◆ **AIM OF THE TASK**:
Where a line of the listing below includes the word "Number", reproduce that line.

──────────────────────────────

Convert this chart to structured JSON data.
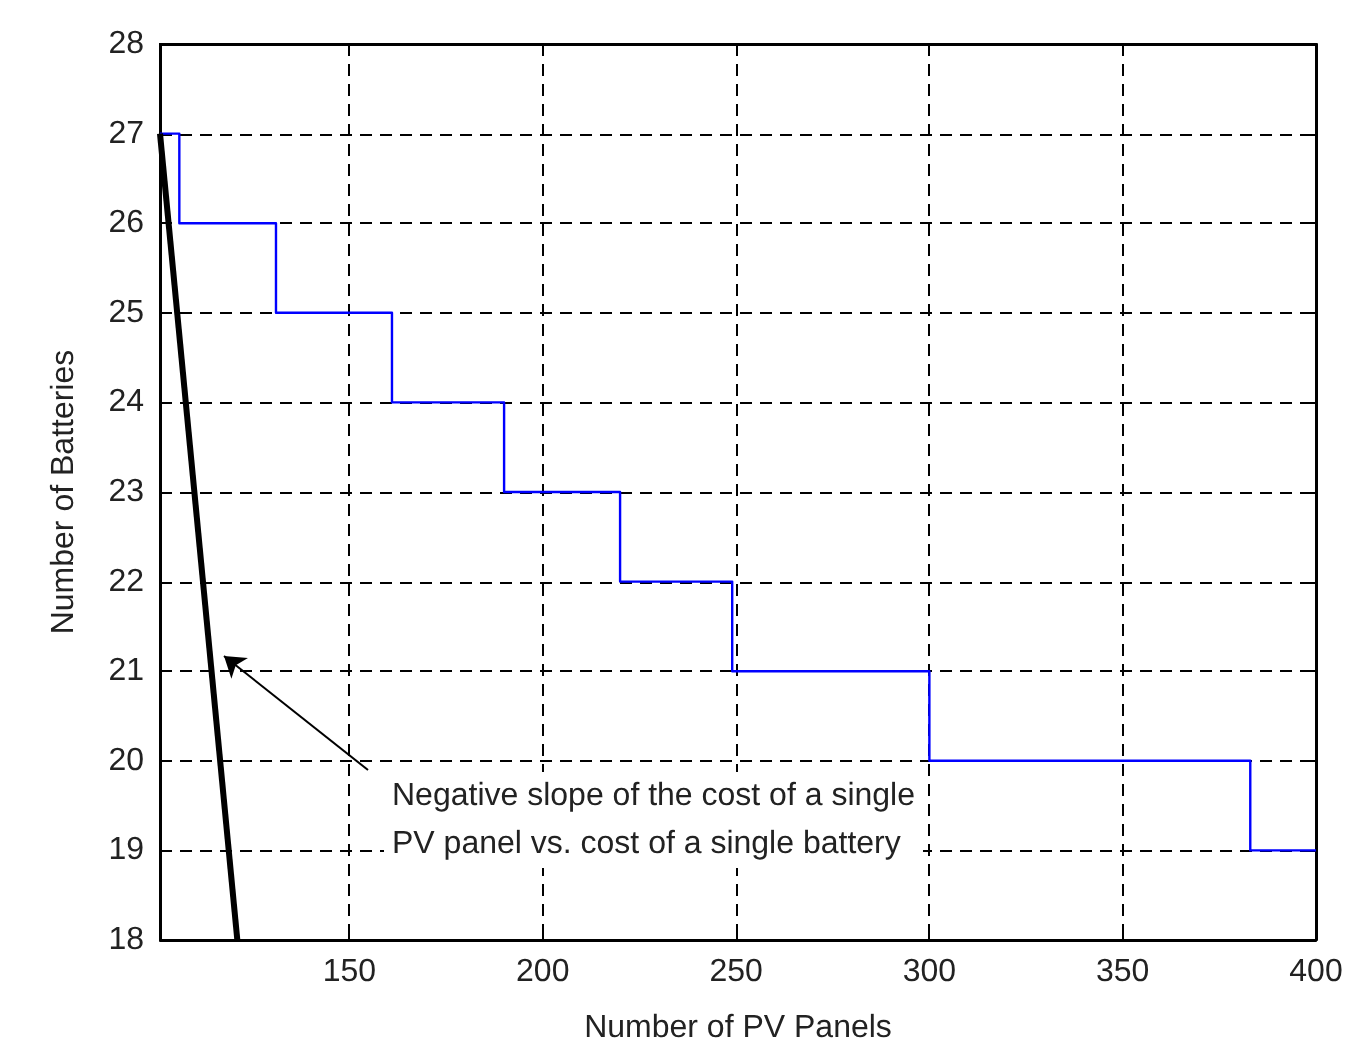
{
  "chart_data": {
    "type": "line",
    "xlabel": "Number of PV Panels",
    "ylabel": "Number of Batteries",
    "xlim": [
      101,
      400
    ],
    "xticks": [
      150,
      200,
      250,
      300,
      350,
      400
    ],
    "ylim": [
      18,
      28
    ],
    "yticks": [
      18,
      19,
      20,
      21,
      22,
      23,
      24,
      25,
      26,
      27,
      28
    ],
    "grid": true,
    "marker": "none",
    "series": [
      {
        "type": "step",
        "color": "#0000ff",
        "x": [
          101,
          106,
          131,
          161,
          190,
          220,
          249,
          300,
          383,
          400
        ],
        "values": [
          27,
          26,
          25,
          24,
          23,
          22,
          21,
          20,
          19,
          19
        ]
      },
      {
        "color": "#000000",
        "x": [
          101,
          121
        ],
        "values": [
          27,
          18
        ]
      }
    ],
    "annotations": [
      "Negative slope of the cost of a single\nPV panel vs. cost of a single battery"
    ]
  }
}
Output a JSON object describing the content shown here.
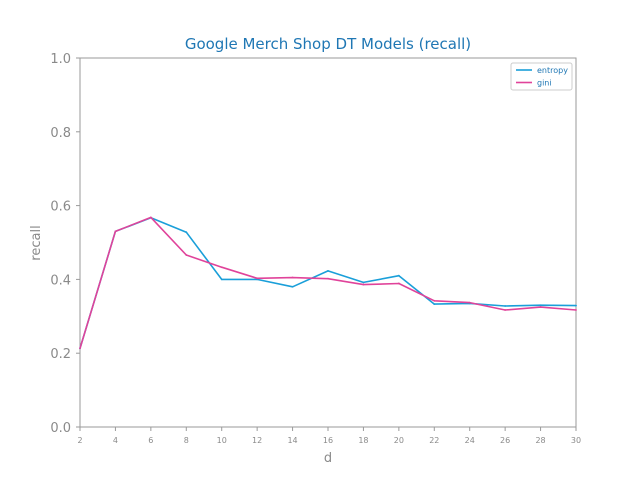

──────────────────────────────

◆ **SOLUTION FOR THIS PROBLEM**:
    "xlabel": "Number of PV Panels",
    "ylabel": "Number of Batteries",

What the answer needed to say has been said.